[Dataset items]
———

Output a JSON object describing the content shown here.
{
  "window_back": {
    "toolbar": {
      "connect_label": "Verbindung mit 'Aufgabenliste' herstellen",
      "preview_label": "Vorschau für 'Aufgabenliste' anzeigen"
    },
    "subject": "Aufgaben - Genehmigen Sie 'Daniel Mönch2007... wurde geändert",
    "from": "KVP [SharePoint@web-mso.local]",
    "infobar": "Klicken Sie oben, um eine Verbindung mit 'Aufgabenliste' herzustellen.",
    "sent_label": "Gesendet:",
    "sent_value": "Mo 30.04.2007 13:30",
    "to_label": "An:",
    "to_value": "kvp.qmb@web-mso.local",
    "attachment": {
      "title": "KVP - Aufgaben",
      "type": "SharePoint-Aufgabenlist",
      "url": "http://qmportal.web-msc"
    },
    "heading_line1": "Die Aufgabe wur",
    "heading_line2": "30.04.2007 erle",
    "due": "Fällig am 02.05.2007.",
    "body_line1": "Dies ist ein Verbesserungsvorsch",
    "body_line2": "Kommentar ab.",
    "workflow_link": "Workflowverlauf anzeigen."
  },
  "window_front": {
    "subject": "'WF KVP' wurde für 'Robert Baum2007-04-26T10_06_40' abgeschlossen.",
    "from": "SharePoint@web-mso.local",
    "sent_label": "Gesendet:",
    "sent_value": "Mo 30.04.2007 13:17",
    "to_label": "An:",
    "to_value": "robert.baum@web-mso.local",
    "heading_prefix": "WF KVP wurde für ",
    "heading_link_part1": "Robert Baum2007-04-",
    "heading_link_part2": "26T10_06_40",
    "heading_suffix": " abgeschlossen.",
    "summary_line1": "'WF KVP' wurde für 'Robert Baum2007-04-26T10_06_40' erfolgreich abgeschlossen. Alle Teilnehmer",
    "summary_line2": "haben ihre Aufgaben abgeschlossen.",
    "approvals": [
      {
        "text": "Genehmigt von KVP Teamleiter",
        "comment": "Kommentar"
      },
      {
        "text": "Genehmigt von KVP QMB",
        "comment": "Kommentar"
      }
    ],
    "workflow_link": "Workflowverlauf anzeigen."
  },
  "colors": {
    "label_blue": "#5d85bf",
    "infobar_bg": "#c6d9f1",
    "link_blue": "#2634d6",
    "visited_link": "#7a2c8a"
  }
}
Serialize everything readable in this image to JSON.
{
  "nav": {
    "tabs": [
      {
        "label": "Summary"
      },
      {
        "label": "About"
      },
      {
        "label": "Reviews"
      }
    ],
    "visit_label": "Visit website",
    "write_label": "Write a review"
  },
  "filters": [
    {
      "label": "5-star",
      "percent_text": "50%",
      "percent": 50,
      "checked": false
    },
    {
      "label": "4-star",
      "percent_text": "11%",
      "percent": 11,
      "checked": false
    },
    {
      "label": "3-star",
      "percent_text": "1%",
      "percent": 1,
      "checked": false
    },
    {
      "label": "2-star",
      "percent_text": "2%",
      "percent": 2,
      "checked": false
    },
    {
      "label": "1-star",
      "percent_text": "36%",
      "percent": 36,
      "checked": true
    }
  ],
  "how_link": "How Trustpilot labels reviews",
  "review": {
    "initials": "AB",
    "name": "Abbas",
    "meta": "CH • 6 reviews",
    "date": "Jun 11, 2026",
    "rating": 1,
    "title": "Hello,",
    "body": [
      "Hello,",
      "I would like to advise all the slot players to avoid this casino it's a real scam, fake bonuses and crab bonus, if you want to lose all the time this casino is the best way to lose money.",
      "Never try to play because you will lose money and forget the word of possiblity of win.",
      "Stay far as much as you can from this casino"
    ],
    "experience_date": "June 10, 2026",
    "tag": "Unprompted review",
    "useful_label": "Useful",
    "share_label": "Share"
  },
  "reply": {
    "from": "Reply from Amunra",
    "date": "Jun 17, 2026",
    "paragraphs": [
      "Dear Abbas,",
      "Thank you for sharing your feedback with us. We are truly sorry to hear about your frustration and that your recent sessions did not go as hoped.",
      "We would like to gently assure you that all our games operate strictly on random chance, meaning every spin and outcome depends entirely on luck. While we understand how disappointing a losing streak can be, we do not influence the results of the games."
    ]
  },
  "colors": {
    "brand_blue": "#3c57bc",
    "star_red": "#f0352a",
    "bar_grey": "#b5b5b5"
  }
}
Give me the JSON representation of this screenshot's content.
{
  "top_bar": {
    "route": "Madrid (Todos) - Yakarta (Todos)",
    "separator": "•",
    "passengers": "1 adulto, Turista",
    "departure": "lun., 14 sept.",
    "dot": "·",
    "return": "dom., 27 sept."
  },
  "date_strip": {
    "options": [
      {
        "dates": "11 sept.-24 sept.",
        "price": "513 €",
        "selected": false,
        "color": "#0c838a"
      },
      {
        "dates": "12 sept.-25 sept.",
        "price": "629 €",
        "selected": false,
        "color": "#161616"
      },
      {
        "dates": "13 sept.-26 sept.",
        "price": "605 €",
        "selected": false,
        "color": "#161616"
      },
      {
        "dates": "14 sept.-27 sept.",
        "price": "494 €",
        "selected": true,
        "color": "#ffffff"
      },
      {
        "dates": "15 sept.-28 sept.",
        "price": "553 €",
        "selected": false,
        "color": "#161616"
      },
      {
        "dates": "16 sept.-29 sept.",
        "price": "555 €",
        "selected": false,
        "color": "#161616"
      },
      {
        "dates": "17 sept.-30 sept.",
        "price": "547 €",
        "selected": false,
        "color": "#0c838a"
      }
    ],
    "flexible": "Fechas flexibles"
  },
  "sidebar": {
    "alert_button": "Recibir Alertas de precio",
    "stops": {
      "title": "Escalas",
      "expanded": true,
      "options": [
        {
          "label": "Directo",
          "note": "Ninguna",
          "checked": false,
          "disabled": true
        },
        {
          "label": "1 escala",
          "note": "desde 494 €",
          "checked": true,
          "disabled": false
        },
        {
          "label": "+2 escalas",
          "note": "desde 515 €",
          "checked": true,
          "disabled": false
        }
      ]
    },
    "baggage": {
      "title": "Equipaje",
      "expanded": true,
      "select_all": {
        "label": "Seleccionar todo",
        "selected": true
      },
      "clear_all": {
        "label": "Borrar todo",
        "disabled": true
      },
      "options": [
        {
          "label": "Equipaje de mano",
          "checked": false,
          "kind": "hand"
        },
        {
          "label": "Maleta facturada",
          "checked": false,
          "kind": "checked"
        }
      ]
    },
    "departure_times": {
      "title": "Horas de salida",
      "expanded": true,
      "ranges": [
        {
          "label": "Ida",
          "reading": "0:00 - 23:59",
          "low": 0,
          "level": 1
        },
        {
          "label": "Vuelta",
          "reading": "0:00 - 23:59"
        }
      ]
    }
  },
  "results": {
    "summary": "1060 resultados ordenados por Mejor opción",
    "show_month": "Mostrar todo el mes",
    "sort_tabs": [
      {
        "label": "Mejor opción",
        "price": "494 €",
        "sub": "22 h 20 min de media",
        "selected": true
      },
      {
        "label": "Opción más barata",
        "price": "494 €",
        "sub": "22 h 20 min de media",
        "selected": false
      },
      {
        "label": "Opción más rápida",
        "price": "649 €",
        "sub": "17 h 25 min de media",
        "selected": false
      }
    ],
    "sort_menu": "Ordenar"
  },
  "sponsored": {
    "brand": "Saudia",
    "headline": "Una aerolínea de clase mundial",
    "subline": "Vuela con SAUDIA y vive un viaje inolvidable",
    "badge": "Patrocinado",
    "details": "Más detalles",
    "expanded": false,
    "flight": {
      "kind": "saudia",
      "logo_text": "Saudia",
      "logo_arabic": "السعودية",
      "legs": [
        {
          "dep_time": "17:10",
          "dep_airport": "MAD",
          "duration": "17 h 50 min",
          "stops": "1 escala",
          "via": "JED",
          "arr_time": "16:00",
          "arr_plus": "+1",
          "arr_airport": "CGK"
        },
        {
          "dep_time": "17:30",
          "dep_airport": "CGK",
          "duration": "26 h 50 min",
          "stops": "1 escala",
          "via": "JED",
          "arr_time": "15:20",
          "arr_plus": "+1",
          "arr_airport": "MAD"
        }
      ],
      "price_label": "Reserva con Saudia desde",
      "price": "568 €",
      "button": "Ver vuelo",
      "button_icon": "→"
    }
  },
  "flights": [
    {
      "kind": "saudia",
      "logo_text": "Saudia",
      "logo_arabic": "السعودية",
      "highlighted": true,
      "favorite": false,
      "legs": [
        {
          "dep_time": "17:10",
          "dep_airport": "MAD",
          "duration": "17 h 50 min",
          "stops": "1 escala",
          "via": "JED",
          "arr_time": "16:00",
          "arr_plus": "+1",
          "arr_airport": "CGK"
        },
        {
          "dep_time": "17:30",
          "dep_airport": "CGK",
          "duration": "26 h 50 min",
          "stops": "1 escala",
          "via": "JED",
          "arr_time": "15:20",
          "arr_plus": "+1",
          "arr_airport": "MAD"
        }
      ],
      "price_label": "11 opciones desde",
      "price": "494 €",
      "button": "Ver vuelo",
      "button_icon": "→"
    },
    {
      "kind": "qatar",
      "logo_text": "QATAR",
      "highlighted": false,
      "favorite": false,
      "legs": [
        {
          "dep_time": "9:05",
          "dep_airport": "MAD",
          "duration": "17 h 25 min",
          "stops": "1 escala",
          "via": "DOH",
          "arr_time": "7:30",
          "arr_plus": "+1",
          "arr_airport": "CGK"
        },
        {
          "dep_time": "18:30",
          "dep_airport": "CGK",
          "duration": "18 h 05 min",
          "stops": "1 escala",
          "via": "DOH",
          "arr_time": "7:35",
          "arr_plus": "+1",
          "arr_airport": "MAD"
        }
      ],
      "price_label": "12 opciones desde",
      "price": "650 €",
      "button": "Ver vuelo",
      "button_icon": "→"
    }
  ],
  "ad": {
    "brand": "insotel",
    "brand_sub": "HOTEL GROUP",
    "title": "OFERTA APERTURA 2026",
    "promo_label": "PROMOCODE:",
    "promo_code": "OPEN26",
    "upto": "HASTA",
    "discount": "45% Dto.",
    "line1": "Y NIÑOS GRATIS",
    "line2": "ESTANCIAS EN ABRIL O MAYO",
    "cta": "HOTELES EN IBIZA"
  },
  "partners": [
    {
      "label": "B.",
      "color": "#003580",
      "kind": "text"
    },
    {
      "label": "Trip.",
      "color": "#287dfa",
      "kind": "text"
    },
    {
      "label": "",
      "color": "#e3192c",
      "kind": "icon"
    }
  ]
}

———

WHAT NEEDS TO BE DONE
Say how many lines in the records contain the string "this", and say nothing else.

RESPONSE
4